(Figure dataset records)

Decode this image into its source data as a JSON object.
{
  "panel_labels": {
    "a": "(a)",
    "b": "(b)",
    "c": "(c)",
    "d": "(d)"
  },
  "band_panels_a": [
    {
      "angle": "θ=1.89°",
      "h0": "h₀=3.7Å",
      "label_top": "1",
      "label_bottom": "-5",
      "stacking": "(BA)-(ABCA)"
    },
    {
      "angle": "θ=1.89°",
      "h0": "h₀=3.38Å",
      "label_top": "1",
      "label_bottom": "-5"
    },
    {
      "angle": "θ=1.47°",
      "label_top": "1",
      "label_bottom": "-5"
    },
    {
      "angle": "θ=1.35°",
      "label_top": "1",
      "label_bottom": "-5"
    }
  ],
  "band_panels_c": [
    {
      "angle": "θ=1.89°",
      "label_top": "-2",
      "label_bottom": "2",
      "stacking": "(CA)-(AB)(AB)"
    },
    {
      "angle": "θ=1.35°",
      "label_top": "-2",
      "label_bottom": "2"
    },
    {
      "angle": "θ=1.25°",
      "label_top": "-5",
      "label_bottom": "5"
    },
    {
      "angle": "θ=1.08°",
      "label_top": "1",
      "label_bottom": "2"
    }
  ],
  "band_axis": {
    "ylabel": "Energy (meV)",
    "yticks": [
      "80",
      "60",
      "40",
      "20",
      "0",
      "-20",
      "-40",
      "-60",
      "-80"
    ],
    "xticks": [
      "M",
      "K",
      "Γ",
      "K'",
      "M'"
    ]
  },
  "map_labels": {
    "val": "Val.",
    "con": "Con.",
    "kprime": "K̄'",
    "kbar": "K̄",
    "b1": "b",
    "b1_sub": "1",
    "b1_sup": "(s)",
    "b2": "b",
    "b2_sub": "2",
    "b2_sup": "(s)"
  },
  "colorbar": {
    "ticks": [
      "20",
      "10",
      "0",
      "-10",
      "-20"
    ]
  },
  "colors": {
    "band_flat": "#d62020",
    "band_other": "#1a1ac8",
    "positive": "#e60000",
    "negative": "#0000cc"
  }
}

§ **Instruction**: Quote all the records exactly, please, leaving none out.

§ **Completed exercise**:
Decode this image into its source data as a JSON object.
{
  "panel_labels": {
    "a": "(a)",
    "b": "(b)",
    "c": "(c)",
    "d": "(d)"
  },
  "band_panels_a": [
    {
      "angle": "θ=1.89°",
      "h0": "h₀=3.7Å",
      "label_top": "1",
      "label_bottom": "-5",
      "stacking": "(BA)-(ABCA)"
    },
    {
      "angle": "θ=1.89°",
      "h0": "h₀=3.38Å",
      "label_top": "1",
      "label_bottom": "-5"
    },
    {
      "angle": "θ=1.47°",
      "label_top": "1",
      "label_bottom": "-5"
    },
    {
      "angle": "θ=1.35°",
      "label_top": "1",
      "label_bottom": "-5"
    }
  ],
  "band_panels_c": [
    {
      "angle": "θ=1.89°",
      "label_top": "-2",
      "label_bottom": "2",
      "stacking": "(CA)-(AB)(AB)"
    },
    {
      "angle": "θ=1.35°",
      "label_top": "-2",
      "label_bottom": "2"
    },
    {
      "angle": "θ=1.25°",
      "label_top": "-5",
      "label_bottom": "5"
    },
    {
      "angle": "θ=1.08°",
      "label_top": "1",
      "label_bottom": "2"
    }
  ],
  "band_axis": {
    "ylabel": "Energy (meV)",
    "yticks": [
      "80",
      "60",
      "40",
      "20",
      "0",
      "-20",
      "-40",
      "-60",
      "-80"
    ],
    "xticks": [
      "M",
      "K",
      "Γ",
      "K'",
      "M'"
    ]
  },
  "map_labels": {
    "val": "Val.",
    "con": "Con.",
    "kprime": "K̄'",
    "kbar": "K̄",
    "b1": "b",
    "b1_sub": "1",
    "b1_sup": "(s)",
    "b2": "b",
    "b2_sub": "2",
    "b2_sup": "(s)"
  },
  "colorbar": {
    "ticks": [
      "20",
      "10",
      "0",
      "-10",
      "-20"
    ]
  },
  "colors": {
    "band_flat": "#d62020",
    "band_other": "#1a1ac8",
    "positive": "#e60000",
    "negative": "#0000cc"
  }
}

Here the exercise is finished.